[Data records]
Start

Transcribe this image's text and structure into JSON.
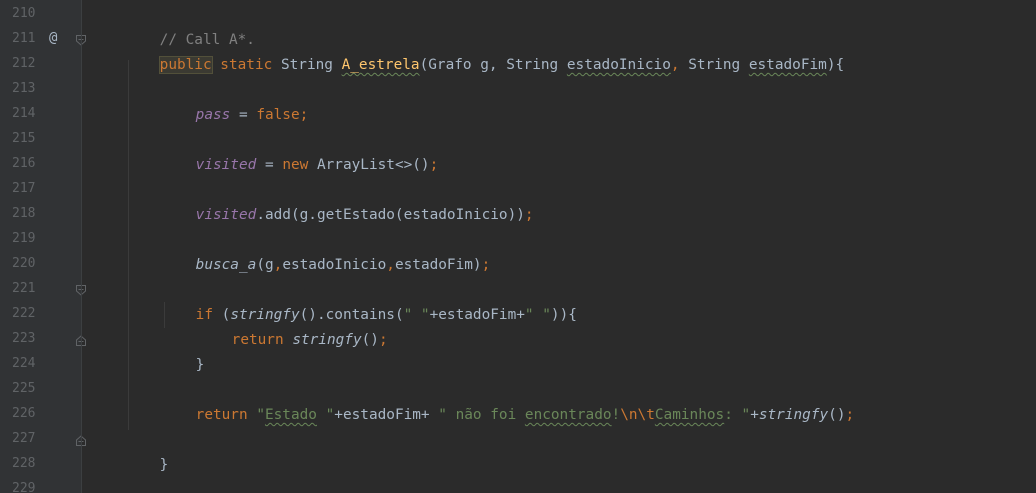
{
  "gutter": {
    "line_numbers": [
      "210",
      "211",
      "212",
      "213",
      "214",
      "215",
      "216",
      "217",
      "218",
      "219",
      "220",
      "221",
      "222",
      "223",
      "224",
      "225",
      "226",
      "227",
      "228",
      "229"
    ],
    "override_marker": "@"
  },
  "code": {
    "l210": {
      "comment": "// Call A*."
    },
    "l211": {
      "kw_public": "public",
      "kw_static": " static ",
      "type_string": "String ",
      "method_name": "A_estrela",
      "params_open": "(Grafo g, String ",
      "param_inicio": "estadoInicio",
      "comma": ", ",
      "type_string2": "String ",
      "param_fim": "estadoFim",
      "params_close": "){"
    },
    "l213": {
      "field": "pass",
      "op": " = ",
      "val": "false",
      "semi": ";"
    },
    "l215": {
      "field": "visited",
      "op": " = ",
      "kw_new": "new ",
      "rest": "ArrayList<>()",
      "semi": ";"
    },
    "l217": {
      "field": "visited",
      "rest": ".add(g.getEstado(estadoInicio))",
      "semi": ";"
    },
    "l219": {
      "call": "busca_a",
      "open": "(g",
      "c1": ",",
      "arg1": "estadoInicio",
      "c2": ",",
      "arg2": "estadoFim)",
      "semi": ";"
    },
    "l221": {
      "kw_if": "if ",
      "open": "(",
      "call": "stringfy",
      "mid": "().contains(",
      "s1": "\" \"",
      "concat": "+estadoFim+",
      "s2": "\" \"",
      "close": ")){"
    },
    "l222": {
      "kw_return": "return ",
      "call": "stringfy",
      "rest": "()",
      "semi": ";"
    },
    "l223": {
      "brace": "}"
    },
    "l225": {
      "kw_return": "return ",
      "s_open": "\"",
      "s_word": "Estado",
      "s_end": " \"",
      "concat1": "+estadoFim+ ",
      "s2_a": "\" não foi ",
      "s2_word": "encontrado",
      "s2_b": "!",
      "esc": "\\n\\t",
      "s2_word2": "Caminhos",
      "s2_c": ": \"",
      "concat2": "+",
      "call": "stringfy",
      "rest": "()",
      "semi": ";"
    },
    "l227": {
      "brace": "}"
    }
  },
  "colors": {
    "background": "#2b2b2b",
    "gutter": "#313335",
    "keyword": "#cc7832",
    "string": "#6a8759",
    "field": "#9876aa",
    "method": "#ffc66d",
    "comment": "#808080",
    "text": "#a9b7c6"
  }
}
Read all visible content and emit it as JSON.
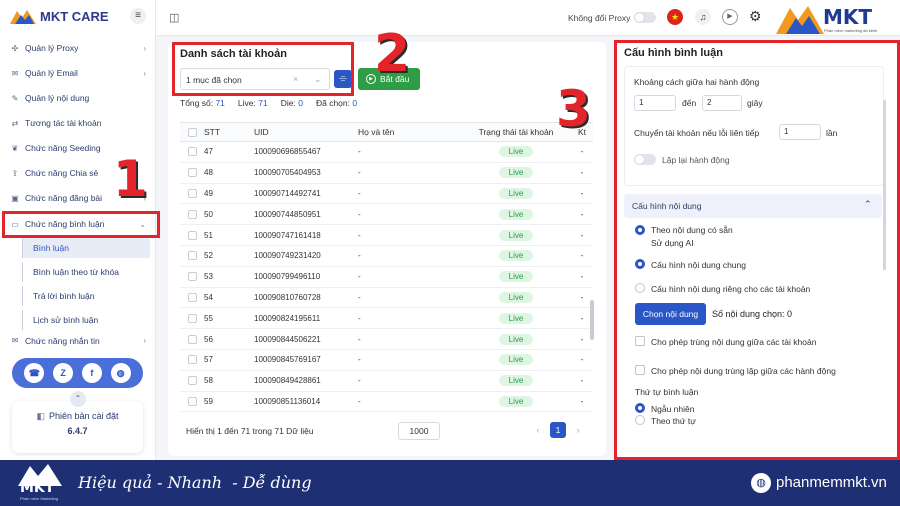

End

→ **Exercise objective**
Set the entries down again exactly. Do not include the images.

→ **Task result**
Transcribe this image's text and structure into JSON.
{
  "gutter": {
    "line_numbers": [
      "210",
      "211",
      "212",
      "213",
      "214",
      "215",
      "216",
      "217",
      "218",
      "219",
      "220",
      "221",
      "222",
      "223",
      "224",
      "225",
      "226",
      "227",
      "228",
      "229"
    ],
    "override_marker": "@"
  },
  "code": {
    "l210": {
      "comment": "// Call A*."
    },
    "l211": {
      "kw_public": "public",
      "kw_static": " static ",
      "type_string": "String ",
      "method_name": "A_estrela",
      "params_open": "(Grafo g, String ",
      "param_inicio": "estadoInicio",
      "comma": ", ",
      "type_string2": "String ",
      "param_fim": "estadoFim",
      "params_close": "){"
    },
    "l213": {
      "field": "pass",
      "op": " = ",
      "val": "false",
      "semi": ";"
    },
    "l215": {
      "field": "visited",
      "op": " = ",
      "kw_new": "new ",
      "rest": "ArrayList<>()",
      "semi": ";"
    },
    "l217": {
      "field": "visited",
      "rest": ".add(g.getEstado(estadoInicio))",
      "semi": ";"
    },
    "l219": {
      "call": "busca_a",
      "open": "(g",
      "c1": ",",
      "arg1": "estadoInicio",
      "c2": ",",
      "arg2": "estadoFim)",
      "semi": ";"
    },
    "l221": {
      "kw_if": "if ",
      "open": "(",
      "call": "stringfy",
      "mid": "().contains(",
      "s1": "\" \"",
      "concat": "+estadoFim+",
      "s2": "\" \"",
      "close": ")){"
    },
    "l222": {
      "kw_return": "return ",
      "call": "stringfy",
      "rest": "()",
      "semi": ";"
    },
    "l223": {
      "brace": "}"
    },
    "l225": {
      "kw_return": "return ",
      "s_open": "\"",
      "s_word": "Estado",
      "s_end": " \"",
      "concat1": "+estadoFim+ ",
      "s2_a": "\" não foi ",
      "s2_word": "encontrado",
      "s2_b": "!",
      "esc": "\\n\\t",
      "s2_word2": "Caminhos",
      "s2_c": ": \"",
      "concat2": "+",
      "call": "stringfy",
      "rest": "()",
      "semi": ";"
    },
    "l227": {
      "brace": "}"
    }
  },
  "colors": {
    "background": "#2b2b2b",
    "gutter": "#313335",
    "keyword": "#cc7832",
    "string": "#6a8759",
    "field": "#9876aa",
    "method": "#ffc66d",
    "comment": "#808080",
    "text": "#a9b7c6"
  }
}
Read all visible content and emit it as JSON.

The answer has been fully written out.